# EXERCISE INPUT

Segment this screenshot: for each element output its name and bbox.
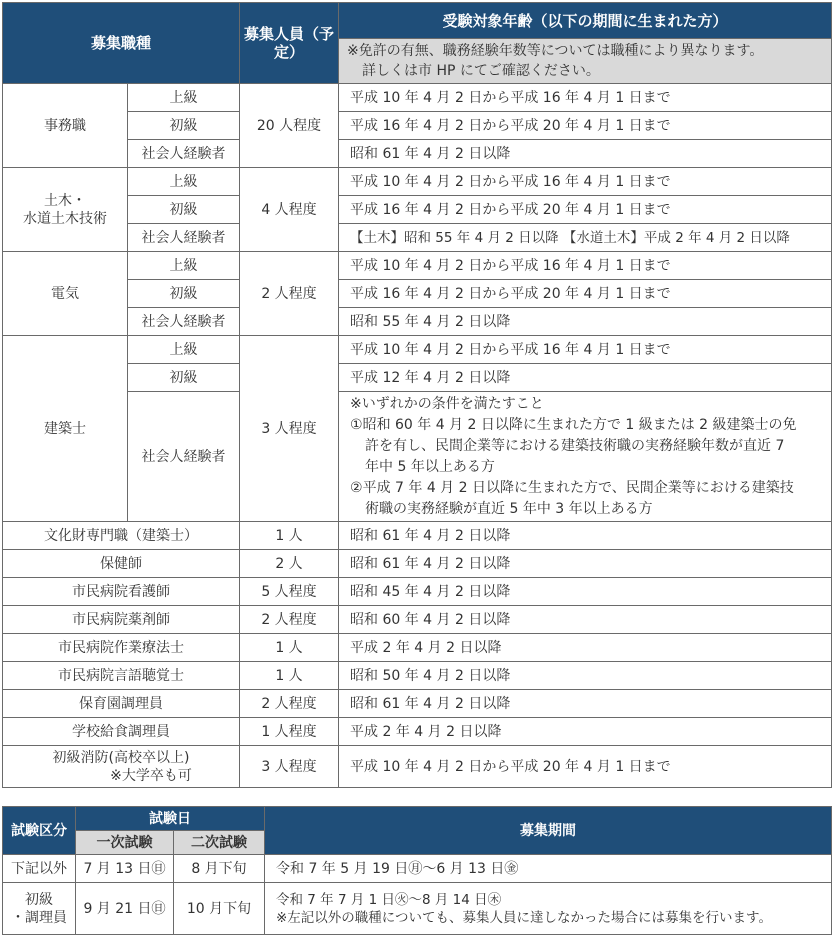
header-exam-date: 試験日	[76, 807, 265, 831]
job-age: 平成 10 年 4 月 2 日から平成 20 年 4 月 1 日まで	[339, 746, 832, 788]
job-name: 市民病院作業療法士	[3, 634, 240, 662]
job-count: 2 人	[240, 550, 339, 578]
job-age: 昭和 61 年 4 月 2 日以降	[339, 140, 832, 168]
job-name: 市民病院看護師	[3, 578, 240, 606]
job-name: 学校給食調理員	[3, 718, 240, 746]
job-name: 事務職	[3, 84, 128, 168]
first-exam-date: 9 月 21 日㊐	[76, 883, 174, 935]
job-count: 4 人程度	[240, 168, 339, 252]
job-age: 平成 12 年 4 月 2 日以降	[339, 364, 832, 392]
job-count: 1 人	[240, 634, 339, 662]
job-count: 1 人	[240, 522, 339, 550]
job-age: 昭和 55 年 4 月 2 日以降	[339, 308, 832, 336]
job-age: 昭和 50 年 4 月 2 日以降	[339, 662, 832, 690]
job-count: 2 人程度	[240, 690, 339, 718]
header-job: 募集職種	[3, 3, 240, 84]
header-first-exam: 一次試験	[76, 831, 174, 855]
header-note: ※免許の有無、職務経験年数等については職種により異なります。 詳しくは市 HP にてご確認ください。	[339, 39, 832, 84]
job-age: 昭和 60 年 4 月 2 日以降	[339, 606, 832, 634]
header-count: 募集人員（予定）	[240, 3, 339, 84]
job-level: 社会人経験者	[128, 308, 240, 336]
header-category: 試験区分	[3, 807, 76, 855]
category: 下記以外	[3, 855, 76, 883]
category: 初級 ・調理員	[3, 883, 76, 935]
job-age: 平成 16 年 4 月 2 日から平成 20 年 4 月 1 日まで	[339, 196, 832, 224]
header-age: 受験対象年齢（以下の期間に生まれた方）	[339, 3, 832, 39]
recruit-period: 令和 7 年 5 月 19 日㊊～6 月 13 日㊎	[265, 855, 832, 883]
job-age: 平成 10 年 4 月 2 日から平成 16 年 4 月 1 日まで	[339, 252, 832, 280]
job-level: 上級	[128, 84, 240, 112]
job-level: 上級	[128, 252, 240, 280]
second-exam-date: 8 月下旬	[174, 855, 265, 883]
job-level: 社会人経験者	[128, 392, 240, 522]
job-count: 3 人程度	[240, 336, 339, 522]
job-name: 文化財専門職（建築士）	[3, 522, 240, 550]
job-level: 社会人経験者	[128, 140, 240, 168]
job-name: 土木・ 水道土木技術	[3, 168, 128, 252]
recruit-period: 令和 7 年 7 月 1 日㊋～8 月 14 日㊍ ※左記以外の職種についても、募集人員に達しなかった場合には募集を行います。	[265, 883, 832, 935]
job-age: 昭和 61 年 4 月 2 日以降	[339, 550, 832, 578]
job-age: 平成 16 年 4 月 2 日から平成 20 年 4 月 1 日まで	[339, 280, 832, 308]
job-level: 初級	[128, 280, 240, 308]
job-name: 初級消防(高校卒以上) ※大学卒も可	[3, 746, 240, 788]
job-age: 平成 10 年 4 月 2 日から平成 16 年 4 月 1 日まで	[339, 336, 832, 364]
job-level: 社会人経験者	[128, 224, 240, 252]
job-count: 20 人程度	[240, 84, 339, 168]
job-age: 平成 2 年 4 月 2 日以降	[339, 718, 832, 746]
job-name: 市民病院薬剤師	[3, 606, 240, 634]
job-count: 2 人程度	[240, 606, 339, 634]
header-period: 募集期間	[265, 807, 832, 855]
schedule-table	[2, 806, 832, 935]
job-name: 電気	[3, 252, 128, 336]
job-age-conditions: ※いずれかの条件を満たすこと ①昭和 60 年 4 月 2 日以降に生まれた方で 1 級または 2 級建築士の免 許を有し、民間企業等における建築技術職の実務経験年数が直近 7 年中 5 年以上ある方 ②平成 7 年 4 月 2 日以降に生まれた方で、民間企業等における建築技 術職の実務経験が直近 5 年中 3 年以上ある方	[339, 392, 832, 522]
job-level: 上級	[128, 336, 240, 364]
job-count: 1 人程度	[240, 718, 339, 746]
job-level: 初級	[128, 112, 240, 140]
job-level: 初級	[128, 364, 240, 392]
job-age: 平成 16 年 4 月 2 日から平成 20 年 4 月 1 日まで	[339, 112, 832, 140]
job-age: 昭和 61 年 4 月 2 日以降	[339, 690, 832, 718]
job-name: 建築士	[3, 336, 128, 522]
job-age: 平成 10 年 4 月 2 日から平成 16 年 4 月 1 日まで	[339, 84, 832, 112]
first-exam-date: 7 月 13 日㊐	[76, 855, 174, 883]
job-count: 2 人程度	[240, 252, 339, 336]
job-age: 昭和 61 年 4 月 2 日以降	[339, 522, 832, 550]
job-count: 5 人程度	[240, 578, 339, 606]
job-count: 1 人	[240, 662, 339, 690]
job-age: 平成 2 年 4 月 2 日以降	[339, 634, 832, 662]
recruitment-table	[2, 2, 832, 788]
header-second-exam: 二次試験	[174, 831, 265, 855]
job-name: 保育園調理員	[3, 690, 240, 718]
job-count: 3 人程度	[240, 746, 339, 788]
second-exam-date: 10 月下旬	[174, 883, 265, 935]
job-name: 保健師	[3, 550, 240, 578]
job-level: 上級	[128, 168, 240, 196]
job-age: 平成 10 年 4 月 2 日から平成 16 年 4 月 1 日まで	[339, 168, 832, 196]
job-age: 【土木】昭和 55 年 4 月 2 日以降 【水道土木】平成 2 年 4 月 2 日以降	[339, 224, 832, 252]
job-level: 初級	[128, 196, 240, 224]
job-name: 市民病院言語聴覚士	[3, 662, 240, 690]
job-age: 昭和 45 年 4 月 2 日以降	[339, 578, 832, 606]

# EXERCISE INSTRUCTIONS
Rewrite the entries starting with the line with "807, 265, 831]" and going on through the line with "job-age: 昭和 55", changing "first-exam-date" to "exam-date-1" and leaving everything else the same. Give only those lines.

# EXPECTED ANSWER
header-exam-date: 試験日	[76, 807, 265, 831]
job-age: 平成 10 年 4 月 2 日から平成 20 年 4 月 1 日まで	[339, 746, 832, 788]
job-name: 市民病院作業療法士	[3, 634, 240, 662]
job-count: 2 人	[240, 550, 339, 578]
job-age: 昭和 61 年 4 月 2 日以降	[339, 140, 832, 168]
job-name: 市民病院看護師	[3, 578, 240, 606]
job-name: 学校給食調理員	[3, 718, 240, 746]
job-name: 事務職	[3, 84, 128, 168]
exam-date-1: 9 月 21 日㊐	[76, 883, 174, 935]
job-count: 4 人程度	[240, 168, 339, 252]
job-age: 平成 12 年 4 月 2 日以降	[339, 364, 832, 392]
job-count: 1 人	[240, 634, 339, 662]
job-count: 1 人	[240, 522, 339, 550]
job-age: 昭和 55 年 4 月 2 日以降	[339, 308, 832, 336]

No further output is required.